_O QUE SE PEDE_.
Organize em uma tabela Markdown as linhas que começam em "slideshow-button[interactable] [320, 401, 350, 431]" e terminam em "watermark: 百科全说 助你轻松解决 [462, 327, 626, 405]", incluindo as duas. Use as colunas Nº e Linha, e deixe de fora as linhas em branco.

_DADOS_.
━━━━━━━━━━━━━━━━━━━━
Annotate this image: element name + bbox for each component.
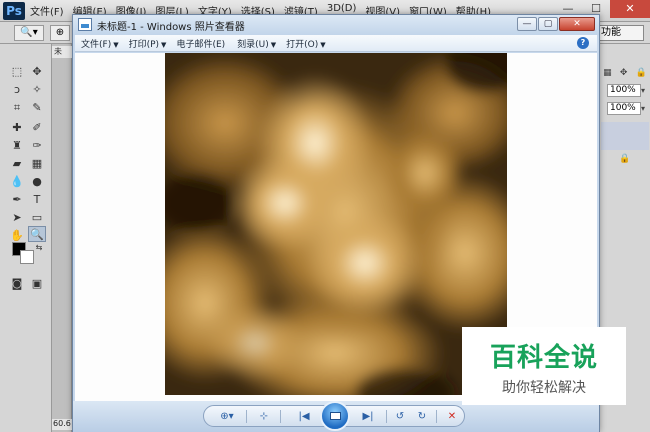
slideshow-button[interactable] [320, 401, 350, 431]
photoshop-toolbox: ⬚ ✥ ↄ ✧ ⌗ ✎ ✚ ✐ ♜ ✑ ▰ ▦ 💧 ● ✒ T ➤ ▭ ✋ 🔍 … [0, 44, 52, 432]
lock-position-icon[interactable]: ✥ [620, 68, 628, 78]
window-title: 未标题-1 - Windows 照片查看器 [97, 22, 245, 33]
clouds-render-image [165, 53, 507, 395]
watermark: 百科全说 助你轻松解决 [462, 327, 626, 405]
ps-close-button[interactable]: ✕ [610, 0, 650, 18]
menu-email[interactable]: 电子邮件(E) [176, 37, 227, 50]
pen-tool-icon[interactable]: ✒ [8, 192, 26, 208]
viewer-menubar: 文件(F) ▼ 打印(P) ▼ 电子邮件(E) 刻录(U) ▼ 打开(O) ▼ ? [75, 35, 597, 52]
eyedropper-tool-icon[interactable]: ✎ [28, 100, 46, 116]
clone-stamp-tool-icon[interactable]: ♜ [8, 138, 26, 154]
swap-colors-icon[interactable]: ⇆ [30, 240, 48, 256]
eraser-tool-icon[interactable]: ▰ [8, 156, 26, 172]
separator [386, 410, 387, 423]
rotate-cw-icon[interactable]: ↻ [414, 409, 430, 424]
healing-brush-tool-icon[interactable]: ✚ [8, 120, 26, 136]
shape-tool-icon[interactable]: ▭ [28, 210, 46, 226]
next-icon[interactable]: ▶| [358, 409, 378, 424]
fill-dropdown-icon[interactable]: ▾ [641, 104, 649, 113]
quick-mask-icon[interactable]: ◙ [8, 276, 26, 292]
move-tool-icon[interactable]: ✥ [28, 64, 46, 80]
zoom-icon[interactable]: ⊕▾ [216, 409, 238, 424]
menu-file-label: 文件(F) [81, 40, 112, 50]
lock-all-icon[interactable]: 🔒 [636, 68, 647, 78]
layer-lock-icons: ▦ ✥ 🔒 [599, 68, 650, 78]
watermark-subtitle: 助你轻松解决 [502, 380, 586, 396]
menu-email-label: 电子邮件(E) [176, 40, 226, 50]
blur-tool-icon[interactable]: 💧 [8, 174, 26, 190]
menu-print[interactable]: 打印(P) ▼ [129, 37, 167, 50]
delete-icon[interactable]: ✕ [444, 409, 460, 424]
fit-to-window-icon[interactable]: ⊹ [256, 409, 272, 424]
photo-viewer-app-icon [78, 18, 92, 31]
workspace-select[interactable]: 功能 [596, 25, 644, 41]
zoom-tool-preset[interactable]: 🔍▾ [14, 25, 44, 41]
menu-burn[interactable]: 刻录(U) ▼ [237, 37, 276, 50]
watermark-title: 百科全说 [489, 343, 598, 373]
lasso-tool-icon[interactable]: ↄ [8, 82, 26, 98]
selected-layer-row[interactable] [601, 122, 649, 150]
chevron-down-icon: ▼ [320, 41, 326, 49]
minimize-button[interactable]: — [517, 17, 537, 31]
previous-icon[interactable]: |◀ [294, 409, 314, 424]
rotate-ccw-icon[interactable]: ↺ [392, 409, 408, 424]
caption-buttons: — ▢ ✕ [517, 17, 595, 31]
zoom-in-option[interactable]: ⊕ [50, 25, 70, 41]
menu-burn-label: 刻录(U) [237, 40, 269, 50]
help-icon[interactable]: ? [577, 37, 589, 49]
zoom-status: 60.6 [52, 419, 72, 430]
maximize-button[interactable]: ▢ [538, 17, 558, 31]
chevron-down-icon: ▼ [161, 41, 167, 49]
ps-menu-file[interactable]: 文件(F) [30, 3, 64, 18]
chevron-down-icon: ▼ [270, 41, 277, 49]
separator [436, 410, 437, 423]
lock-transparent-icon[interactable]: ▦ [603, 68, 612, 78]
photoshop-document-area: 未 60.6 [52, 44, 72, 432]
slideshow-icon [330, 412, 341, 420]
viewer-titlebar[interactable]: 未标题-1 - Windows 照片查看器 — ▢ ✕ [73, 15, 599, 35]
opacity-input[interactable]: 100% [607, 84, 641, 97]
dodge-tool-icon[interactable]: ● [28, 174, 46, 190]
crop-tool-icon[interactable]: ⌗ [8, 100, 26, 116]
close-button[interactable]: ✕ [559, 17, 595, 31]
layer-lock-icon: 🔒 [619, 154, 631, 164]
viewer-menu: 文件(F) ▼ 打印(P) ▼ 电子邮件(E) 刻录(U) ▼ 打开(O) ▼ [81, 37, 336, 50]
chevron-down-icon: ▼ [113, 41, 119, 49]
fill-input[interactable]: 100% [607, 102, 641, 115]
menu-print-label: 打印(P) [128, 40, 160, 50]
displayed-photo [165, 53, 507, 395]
━━━━━━━━━━━━━━━━━━━━
_RESPOSTA_.
| Nº | Linha |
|---|---|
| 1 | slideshow-button[interactable] [320, 401, 350, 431] |
| 2 | photoshop-toolbox: ⬚ ✥ ↄ ✧ ⌗ ✎ ✚ ✐ ♜ ✑ ▰ ▦ 💧 ● ✒ T ➤ ▭ ✋ 🔍 … [0, 44, 52, 432] |
| 3 | lock-position-icon[interactable]: ✥ [620, 68, 628, 78] |
| 4 | window-title: 未标题-1 - Windows 照片查看器 [97, 22, 245, 33] |
| 5 | clouds-render-image [165, 53, 507, 395] |
| 6 | watermark: 百科全说 助你轻松解决 [462, 327, 626, 405] |